◆ WORK ORDER ◆
Go through the entries below and copy every line that holds the word "POPOLAZIONE".

◆ MATERIAL SUPPLIED ◆
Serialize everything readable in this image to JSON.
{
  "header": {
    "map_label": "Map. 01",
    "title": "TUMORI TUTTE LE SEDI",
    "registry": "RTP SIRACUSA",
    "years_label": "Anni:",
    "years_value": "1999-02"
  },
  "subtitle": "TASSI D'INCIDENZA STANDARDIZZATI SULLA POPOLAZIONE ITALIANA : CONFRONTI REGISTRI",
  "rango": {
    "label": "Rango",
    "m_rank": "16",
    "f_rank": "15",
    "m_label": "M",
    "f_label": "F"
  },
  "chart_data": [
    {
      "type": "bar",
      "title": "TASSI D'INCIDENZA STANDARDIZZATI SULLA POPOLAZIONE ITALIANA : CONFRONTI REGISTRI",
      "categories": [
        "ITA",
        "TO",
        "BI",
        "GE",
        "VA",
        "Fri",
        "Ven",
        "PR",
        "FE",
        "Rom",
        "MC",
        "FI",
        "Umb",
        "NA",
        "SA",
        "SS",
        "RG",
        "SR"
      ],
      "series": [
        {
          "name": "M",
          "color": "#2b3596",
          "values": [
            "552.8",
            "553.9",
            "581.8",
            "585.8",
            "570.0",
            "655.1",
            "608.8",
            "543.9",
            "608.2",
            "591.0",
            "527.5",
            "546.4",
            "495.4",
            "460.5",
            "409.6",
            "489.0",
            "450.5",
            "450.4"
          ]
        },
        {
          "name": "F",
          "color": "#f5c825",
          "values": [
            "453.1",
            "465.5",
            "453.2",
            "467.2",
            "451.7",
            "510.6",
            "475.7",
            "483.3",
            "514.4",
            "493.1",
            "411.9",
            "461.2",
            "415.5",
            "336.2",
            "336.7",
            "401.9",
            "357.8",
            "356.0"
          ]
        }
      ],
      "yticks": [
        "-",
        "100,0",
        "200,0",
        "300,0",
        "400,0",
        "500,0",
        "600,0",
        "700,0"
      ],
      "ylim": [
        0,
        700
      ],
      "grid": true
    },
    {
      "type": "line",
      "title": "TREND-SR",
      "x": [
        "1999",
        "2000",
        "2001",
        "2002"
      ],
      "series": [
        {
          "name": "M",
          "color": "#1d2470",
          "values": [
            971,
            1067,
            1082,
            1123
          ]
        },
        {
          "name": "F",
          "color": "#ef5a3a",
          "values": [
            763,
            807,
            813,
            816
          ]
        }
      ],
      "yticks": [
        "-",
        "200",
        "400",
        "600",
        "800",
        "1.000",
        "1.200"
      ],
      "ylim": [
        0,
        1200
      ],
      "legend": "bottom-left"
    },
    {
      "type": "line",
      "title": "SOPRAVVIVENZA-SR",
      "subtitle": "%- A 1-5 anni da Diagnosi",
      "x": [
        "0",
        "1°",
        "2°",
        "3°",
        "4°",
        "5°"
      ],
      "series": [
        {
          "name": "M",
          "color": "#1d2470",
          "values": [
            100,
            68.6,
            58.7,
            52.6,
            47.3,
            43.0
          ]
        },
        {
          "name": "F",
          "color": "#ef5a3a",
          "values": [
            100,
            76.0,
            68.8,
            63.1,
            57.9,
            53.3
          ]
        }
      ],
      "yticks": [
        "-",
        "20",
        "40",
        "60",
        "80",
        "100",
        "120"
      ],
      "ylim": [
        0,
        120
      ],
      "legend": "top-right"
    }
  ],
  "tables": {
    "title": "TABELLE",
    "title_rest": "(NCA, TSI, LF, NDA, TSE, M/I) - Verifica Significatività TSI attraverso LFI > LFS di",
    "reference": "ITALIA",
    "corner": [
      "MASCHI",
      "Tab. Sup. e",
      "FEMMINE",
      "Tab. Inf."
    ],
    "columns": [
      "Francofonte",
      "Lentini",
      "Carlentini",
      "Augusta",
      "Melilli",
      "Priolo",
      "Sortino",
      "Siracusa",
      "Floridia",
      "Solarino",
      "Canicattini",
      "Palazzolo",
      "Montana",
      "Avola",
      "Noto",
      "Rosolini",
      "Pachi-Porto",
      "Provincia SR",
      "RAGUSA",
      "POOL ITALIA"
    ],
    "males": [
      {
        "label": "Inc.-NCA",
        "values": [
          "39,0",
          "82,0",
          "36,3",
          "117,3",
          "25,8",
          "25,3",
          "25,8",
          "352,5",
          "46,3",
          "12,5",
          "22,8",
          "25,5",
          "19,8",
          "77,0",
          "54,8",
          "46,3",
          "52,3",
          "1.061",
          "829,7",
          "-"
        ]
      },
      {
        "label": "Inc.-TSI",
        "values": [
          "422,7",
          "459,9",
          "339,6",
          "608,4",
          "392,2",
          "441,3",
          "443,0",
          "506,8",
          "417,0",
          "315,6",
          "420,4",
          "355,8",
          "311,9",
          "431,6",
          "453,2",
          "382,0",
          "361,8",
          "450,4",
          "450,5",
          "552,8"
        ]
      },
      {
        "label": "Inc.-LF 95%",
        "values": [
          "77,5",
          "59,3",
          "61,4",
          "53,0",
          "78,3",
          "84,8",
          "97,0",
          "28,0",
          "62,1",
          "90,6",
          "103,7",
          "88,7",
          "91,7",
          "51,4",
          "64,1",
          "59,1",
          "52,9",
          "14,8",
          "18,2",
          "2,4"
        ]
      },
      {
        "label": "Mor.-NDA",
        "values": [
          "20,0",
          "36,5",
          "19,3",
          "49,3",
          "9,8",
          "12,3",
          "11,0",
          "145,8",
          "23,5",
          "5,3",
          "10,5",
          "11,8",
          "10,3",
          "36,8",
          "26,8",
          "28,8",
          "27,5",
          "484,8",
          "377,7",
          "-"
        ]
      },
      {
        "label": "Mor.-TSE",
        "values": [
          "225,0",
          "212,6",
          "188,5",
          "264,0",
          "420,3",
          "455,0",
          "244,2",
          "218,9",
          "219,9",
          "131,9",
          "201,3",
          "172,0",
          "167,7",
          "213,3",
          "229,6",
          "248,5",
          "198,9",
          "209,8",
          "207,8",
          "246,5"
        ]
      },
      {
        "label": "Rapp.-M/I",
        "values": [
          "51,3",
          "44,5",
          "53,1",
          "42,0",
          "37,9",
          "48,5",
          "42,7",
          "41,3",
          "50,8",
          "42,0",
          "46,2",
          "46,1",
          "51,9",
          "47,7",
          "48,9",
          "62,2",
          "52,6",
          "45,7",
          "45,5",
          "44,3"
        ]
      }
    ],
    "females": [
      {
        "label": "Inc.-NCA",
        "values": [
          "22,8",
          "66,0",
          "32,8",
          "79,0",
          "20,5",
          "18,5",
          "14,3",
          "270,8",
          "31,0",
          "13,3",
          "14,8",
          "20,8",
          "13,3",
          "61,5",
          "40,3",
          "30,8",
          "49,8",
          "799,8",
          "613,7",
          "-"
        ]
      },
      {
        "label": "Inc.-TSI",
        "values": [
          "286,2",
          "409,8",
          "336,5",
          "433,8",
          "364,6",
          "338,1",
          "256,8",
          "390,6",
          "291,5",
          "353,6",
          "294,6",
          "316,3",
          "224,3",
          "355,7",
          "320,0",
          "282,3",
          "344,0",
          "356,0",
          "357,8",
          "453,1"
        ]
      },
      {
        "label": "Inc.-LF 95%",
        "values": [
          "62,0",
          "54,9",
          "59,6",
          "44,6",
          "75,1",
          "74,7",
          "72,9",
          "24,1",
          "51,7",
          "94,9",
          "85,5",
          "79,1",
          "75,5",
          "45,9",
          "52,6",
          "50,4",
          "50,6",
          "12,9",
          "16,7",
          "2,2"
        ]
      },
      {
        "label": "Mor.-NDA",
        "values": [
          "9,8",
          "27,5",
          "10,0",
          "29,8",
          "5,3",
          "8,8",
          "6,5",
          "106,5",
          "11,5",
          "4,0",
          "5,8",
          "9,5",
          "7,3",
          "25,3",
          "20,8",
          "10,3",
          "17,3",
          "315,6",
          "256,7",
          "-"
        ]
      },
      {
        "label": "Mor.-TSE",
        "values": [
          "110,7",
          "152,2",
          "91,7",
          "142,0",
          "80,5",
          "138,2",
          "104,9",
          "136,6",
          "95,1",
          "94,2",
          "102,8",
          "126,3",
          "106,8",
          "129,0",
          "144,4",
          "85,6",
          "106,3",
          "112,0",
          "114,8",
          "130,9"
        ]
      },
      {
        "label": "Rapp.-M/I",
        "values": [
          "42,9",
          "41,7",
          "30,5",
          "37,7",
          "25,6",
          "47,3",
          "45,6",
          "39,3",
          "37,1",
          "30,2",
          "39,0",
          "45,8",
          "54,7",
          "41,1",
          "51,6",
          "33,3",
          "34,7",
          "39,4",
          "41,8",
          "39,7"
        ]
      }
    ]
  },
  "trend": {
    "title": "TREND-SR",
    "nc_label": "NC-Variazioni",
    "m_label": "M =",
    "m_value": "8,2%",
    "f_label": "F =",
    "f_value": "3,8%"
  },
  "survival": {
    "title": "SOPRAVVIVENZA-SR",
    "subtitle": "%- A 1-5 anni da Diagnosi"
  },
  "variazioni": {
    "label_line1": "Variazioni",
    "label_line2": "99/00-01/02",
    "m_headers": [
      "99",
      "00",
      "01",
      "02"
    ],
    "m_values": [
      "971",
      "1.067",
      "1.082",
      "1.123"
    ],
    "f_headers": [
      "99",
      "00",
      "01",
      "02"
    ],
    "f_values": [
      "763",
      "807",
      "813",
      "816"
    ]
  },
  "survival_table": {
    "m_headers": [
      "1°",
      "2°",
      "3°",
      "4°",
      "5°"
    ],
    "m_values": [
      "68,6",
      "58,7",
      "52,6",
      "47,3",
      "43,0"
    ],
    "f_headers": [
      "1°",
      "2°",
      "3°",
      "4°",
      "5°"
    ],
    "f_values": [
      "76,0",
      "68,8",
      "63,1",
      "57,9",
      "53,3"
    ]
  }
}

◆ WRITTEN RESPONSE ◆
  "subtitle": "TASSI D'INCIDENZA STANDARDIZZATI SULLA POPOLAZIONE ITALIANA : CONFRONTI REGISTRI",
      "title": "TASSI D'INCIDENZA STANDARDIZZATI SULLA POPOLAZIONE ITALIANA : CONFRONTI REGISTRI",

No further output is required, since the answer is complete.